-- What needs to be done --
Locate every line below that contains the word "keluar" and copy it.

-- Excerpted data --
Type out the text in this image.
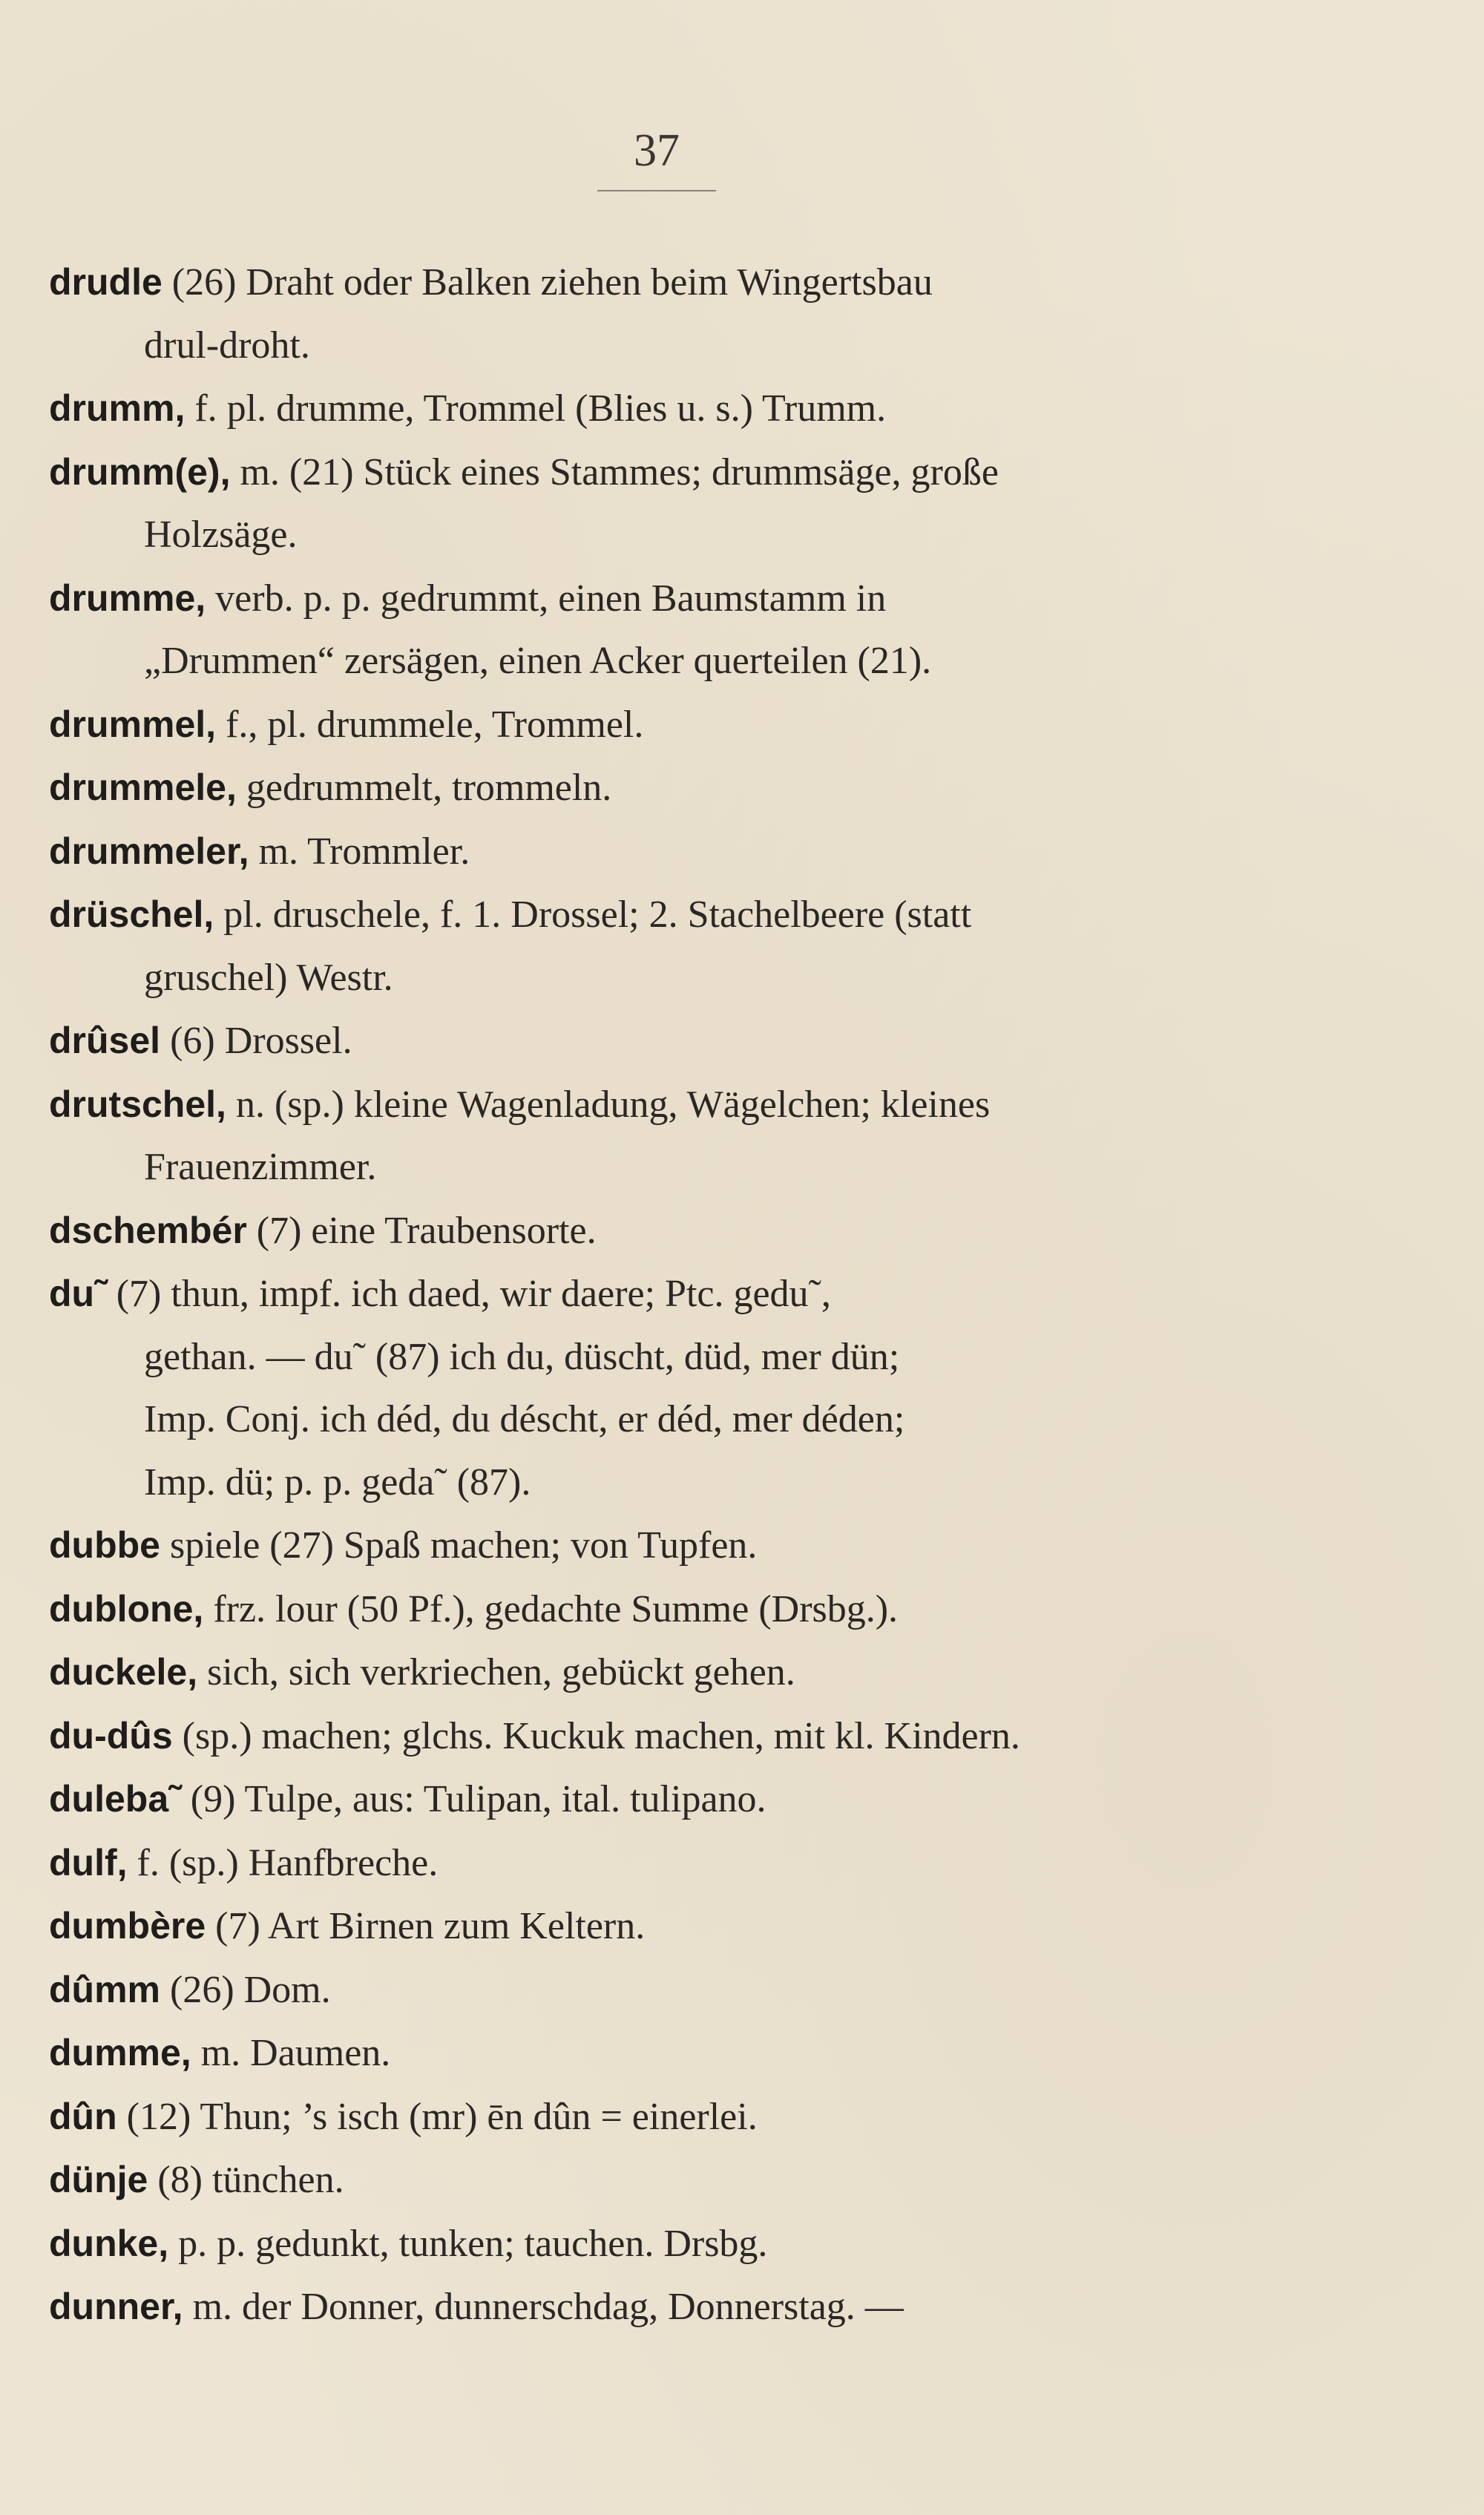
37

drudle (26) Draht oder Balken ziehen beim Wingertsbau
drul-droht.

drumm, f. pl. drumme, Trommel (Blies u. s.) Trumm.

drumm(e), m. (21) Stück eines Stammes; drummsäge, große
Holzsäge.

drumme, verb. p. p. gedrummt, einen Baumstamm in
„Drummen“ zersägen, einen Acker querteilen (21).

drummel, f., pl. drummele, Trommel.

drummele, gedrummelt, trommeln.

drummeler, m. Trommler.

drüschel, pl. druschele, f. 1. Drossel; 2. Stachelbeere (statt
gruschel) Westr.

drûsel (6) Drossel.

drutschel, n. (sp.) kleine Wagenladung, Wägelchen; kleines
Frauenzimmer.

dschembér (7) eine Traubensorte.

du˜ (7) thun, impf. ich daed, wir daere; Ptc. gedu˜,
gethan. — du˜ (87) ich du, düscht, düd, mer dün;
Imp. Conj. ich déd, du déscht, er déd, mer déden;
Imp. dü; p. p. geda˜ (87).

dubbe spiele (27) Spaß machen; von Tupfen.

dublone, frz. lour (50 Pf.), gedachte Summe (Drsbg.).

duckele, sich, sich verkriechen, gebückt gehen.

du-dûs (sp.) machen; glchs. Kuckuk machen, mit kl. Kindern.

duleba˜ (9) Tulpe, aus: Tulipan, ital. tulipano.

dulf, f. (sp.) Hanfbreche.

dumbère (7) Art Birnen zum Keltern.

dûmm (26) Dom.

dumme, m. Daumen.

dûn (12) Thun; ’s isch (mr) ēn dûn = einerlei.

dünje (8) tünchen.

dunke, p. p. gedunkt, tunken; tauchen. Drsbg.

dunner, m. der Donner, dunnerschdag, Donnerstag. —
--
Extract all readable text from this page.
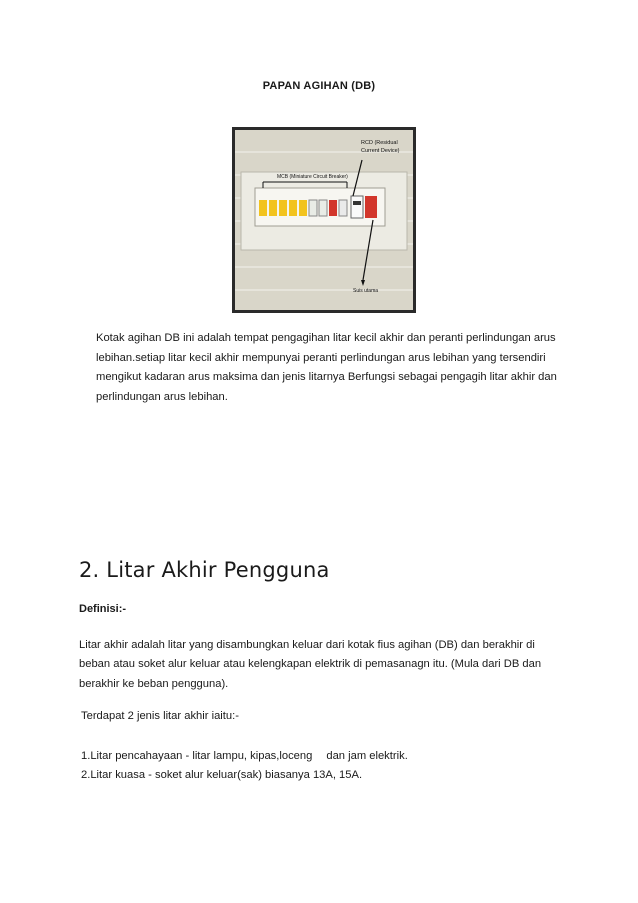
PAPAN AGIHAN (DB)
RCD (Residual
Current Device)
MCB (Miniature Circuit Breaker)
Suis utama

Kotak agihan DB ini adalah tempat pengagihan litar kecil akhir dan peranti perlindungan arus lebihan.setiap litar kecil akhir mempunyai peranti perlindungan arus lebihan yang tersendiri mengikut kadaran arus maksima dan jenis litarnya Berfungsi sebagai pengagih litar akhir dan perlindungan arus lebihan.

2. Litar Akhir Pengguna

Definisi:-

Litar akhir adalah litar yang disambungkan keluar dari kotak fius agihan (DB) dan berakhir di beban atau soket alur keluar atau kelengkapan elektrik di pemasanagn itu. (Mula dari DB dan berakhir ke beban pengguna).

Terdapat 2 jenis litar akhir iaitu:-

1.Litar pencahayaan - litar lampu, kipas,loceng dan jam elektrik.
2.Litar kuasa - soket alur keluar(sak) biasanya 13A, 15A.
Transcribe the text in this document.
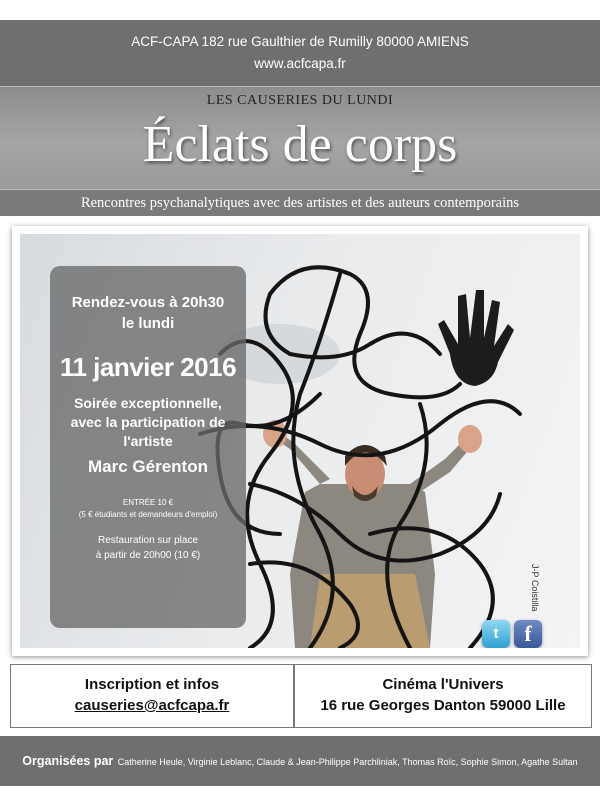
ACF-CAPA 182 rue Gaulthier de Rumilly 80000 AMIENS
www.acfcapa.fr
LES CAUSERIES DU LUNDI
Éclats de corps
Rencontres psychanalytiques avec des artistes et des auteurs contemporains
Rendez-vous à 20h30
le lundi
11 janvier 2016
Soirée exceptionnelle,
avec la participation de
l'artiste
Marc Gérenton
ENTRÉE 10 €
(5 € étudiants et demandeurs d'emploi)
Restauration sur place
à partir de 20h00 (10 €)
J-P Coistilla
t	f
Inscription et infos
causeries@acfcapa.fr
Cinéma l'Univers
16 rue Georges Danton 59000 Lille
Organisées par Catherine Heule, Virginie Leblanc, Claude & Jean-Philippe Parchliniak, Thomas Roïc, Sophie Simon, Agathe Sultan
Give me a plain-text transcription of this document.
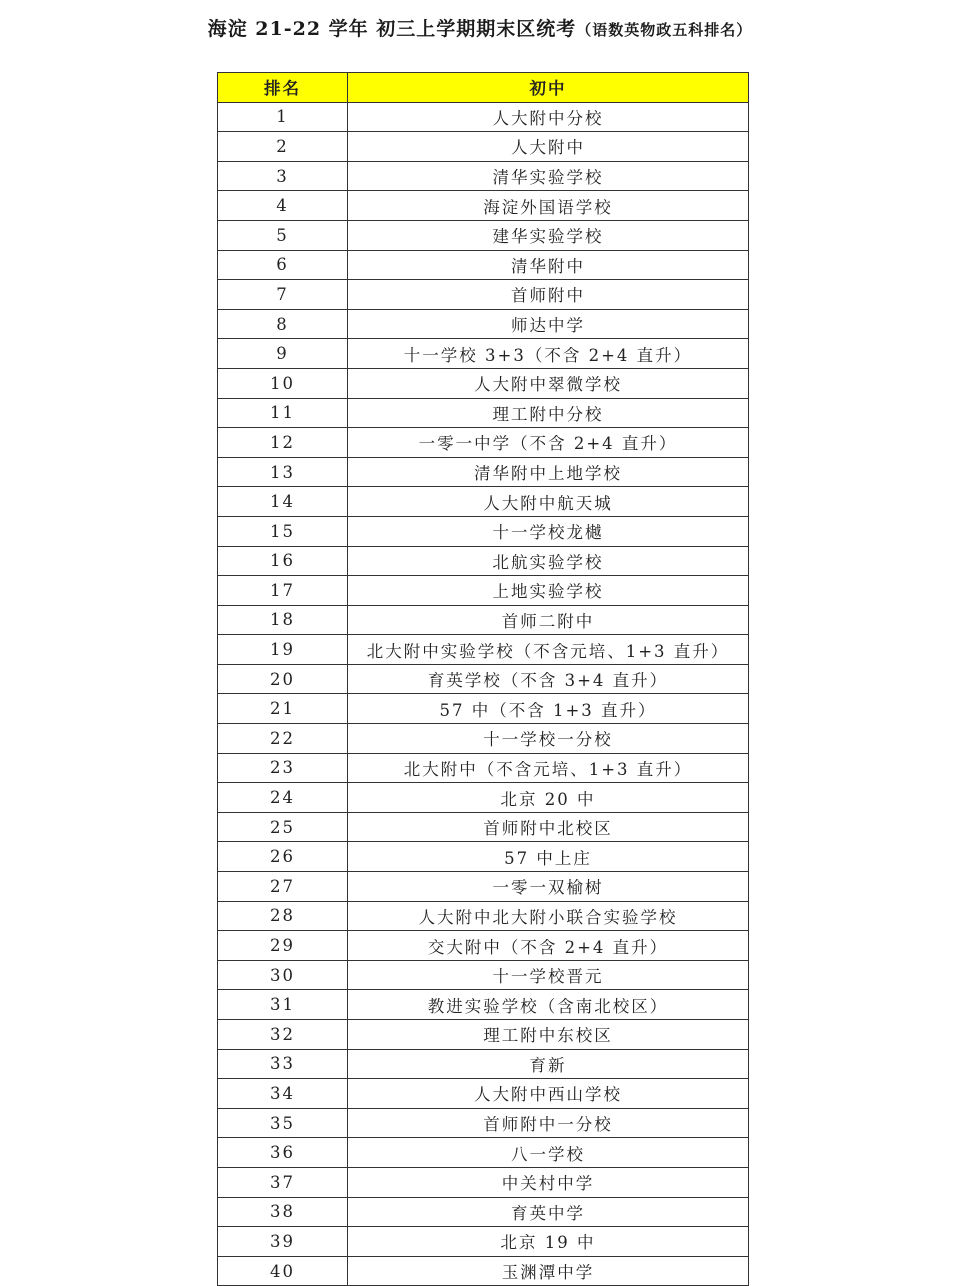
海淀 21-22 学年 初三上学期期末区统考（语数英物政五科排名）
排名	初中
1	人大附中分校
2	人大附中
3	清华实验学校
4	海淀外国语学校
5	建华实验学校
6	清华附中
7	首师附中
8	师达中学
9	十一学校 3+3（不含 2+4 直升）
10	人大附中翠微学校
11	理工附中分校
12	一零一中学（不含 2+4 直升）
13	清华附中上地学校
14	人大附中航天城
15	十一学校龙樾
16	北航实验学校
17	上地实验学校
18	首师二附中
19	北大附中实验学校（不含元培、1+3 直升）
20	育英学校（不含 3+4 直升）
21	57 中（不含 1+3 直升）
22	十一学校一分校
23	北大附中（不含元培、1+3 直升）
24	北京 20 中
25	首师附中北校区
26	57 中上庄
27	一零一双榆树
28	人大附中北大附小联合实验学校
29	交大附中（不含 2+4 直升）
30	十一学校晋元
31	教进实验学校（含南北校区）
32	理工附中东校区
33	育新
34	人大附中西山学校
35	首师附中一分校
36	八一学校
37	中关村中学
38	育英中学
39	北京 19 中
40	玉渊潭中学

-- Right answer --
Litar akhir adalah litar yang disambungkan keluar dari kotak fius agihan (DB) dan berakhir di beban atau soket alur keluar atau kelengkapan elektrik di pemasanagn itu. (Mula dari DB dan berakhir ke beban pengguna).
2.Litar kuasa - soket alur keluar(sak) biasanya 13A, 15A.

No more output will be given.